··· EXTRACTED RECORDS ···
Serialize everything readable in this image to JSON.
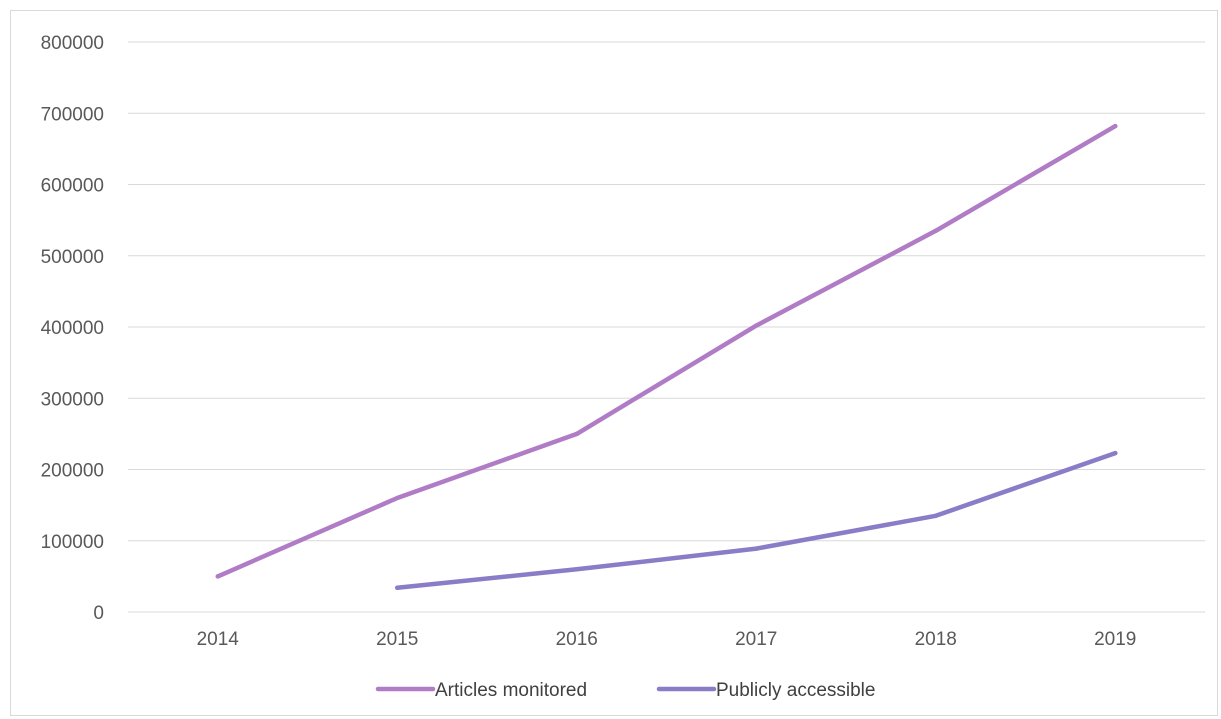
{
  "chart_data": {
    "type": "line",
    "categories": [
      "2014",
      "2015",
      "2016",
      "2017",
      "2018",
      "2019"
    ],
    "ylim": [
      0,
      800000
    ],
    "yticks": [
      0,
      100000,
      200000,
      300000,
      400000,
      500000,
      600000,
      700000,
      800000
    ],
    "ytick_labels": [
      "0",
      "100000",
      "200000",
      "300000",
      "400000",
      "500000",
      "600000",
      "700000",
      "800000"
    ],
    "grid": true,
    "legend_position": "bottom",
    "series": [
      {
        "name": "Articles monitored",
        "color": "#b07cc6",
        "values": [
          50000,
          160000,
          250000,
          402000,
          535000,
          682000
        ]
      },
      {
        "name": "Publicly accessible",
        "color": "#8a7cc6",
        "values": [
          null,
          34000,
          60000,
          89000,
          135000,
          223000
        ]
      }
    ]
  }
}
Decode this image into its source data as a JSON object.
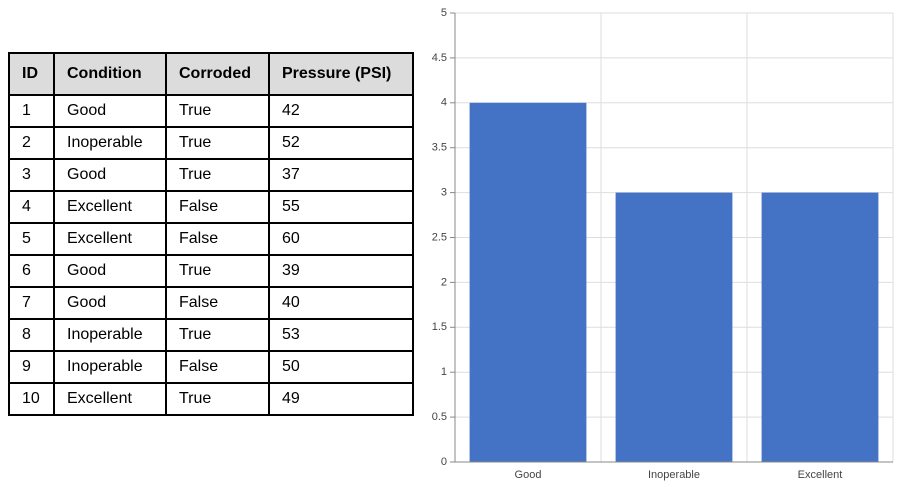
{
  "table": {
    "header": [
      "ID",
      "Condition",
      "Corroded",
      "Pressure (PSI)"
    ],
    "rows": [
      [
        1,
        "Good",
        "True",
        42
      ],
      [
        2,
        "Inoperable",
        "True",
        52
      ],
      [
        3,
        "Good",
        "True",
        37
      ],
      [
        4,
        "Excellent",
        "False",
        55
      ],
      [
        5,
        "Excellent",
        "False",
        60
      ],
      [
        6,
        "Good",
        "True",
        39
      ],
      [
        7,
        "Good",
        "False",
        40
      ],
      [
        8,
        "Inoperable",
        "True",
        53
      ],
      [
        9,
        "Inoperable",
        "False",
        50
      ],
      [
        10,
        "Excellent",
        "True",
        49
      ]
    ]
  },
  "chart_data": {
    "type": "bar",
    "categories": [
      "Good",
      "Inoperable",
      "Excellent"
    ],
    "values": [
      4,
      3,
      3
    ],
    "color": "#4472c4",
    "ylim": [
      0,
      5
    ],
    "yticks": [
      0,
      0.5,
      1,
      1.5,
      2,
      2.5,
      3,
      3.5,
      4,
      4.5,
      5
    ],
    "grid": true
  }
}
···
* [JOB] Skip the pictures and transcribe the rest of the records exactly.

* [PROBLEM SOLUTION]
Serialize everything readable in this image to JSON.
{
  "chart_data": {
    "type": "line",
    "categories": [
      "2014",
      "2015",
      "2016",
      "2017",
      "2018",
      "2019"
    ],
    "ylim": [
      0,
      800000
    ],
    "yticks": [
      0,
      100000,
      200000,
      300000,
      400000,
      500000,
      600000,
      700000,
      800000
    ],
    "ytick_labels": [
      "0",
      "100000",
      "200000",
      "300000",
      "400000",
      "500000",
      "600000",
      "700000",
      "800000"
    ],
    "grid": true,
    "legend_position": "bottom",
    "series": [
      {
        "name": "Articles monitored",
        "color": "#b07cc6",
        "values": [
          50000,
          160000,
          250000,
          402000,
          535000,
          682000
        ]
      },
      {
        "name": "Publicly accessible",
        "color": "#8a7cc6",
        "values": [
          null,
          34000,
          60000,
          89000,
          135000,
          223000
        ]
      }
    ]
  }
}
Decode this image into its source data as a JSON object.
{
  "table": {
    "header": [
      "ID",
      "Condition",
      "Corroded",
      "Pressure (PSI)"
    ],
    "rows": [
      [
        1,
        "Good",
        "True",
        42
      ],
      [
        2,
        "Inoperable",
        "True",
        52
      ],
      [
        3,
        "Good",
        "True",
        37
      ],
      [
        4,
        "Excellent",
        "False",
        55
      ],
      [
        5,
        "Excellent",
        "False",
        60
      ],
      [
        6,
        "Good",
        "True",
        39
      ],
      [
        7,
        "Good",
        "False",
        40
      ],
      [
        8,
        "Inoperable",
        "True",
        53
      ],
      [
        9,
        "Inoperable",
        "False",
        50
      ],
      [
        10,
        "Excellent",
        "True",
        49
      ]
    ]
  },
  "chart_data": {
    "type": "bar",
    "categories": [
      "Good",
      "Inoperable",
      "Excellent"
    ],
    "values": [
      4,
      3,
      3
    ],
    "color": "#4472c4",
    "ylim": [
      0,
      5
    ],
    "yticks": [
      0,
      0.5,
      1,
      1.5,
      2,
      2.5,
      3,
      3.5,
      4,
      4.5,
      5
    ],
    "grid": true
  }
}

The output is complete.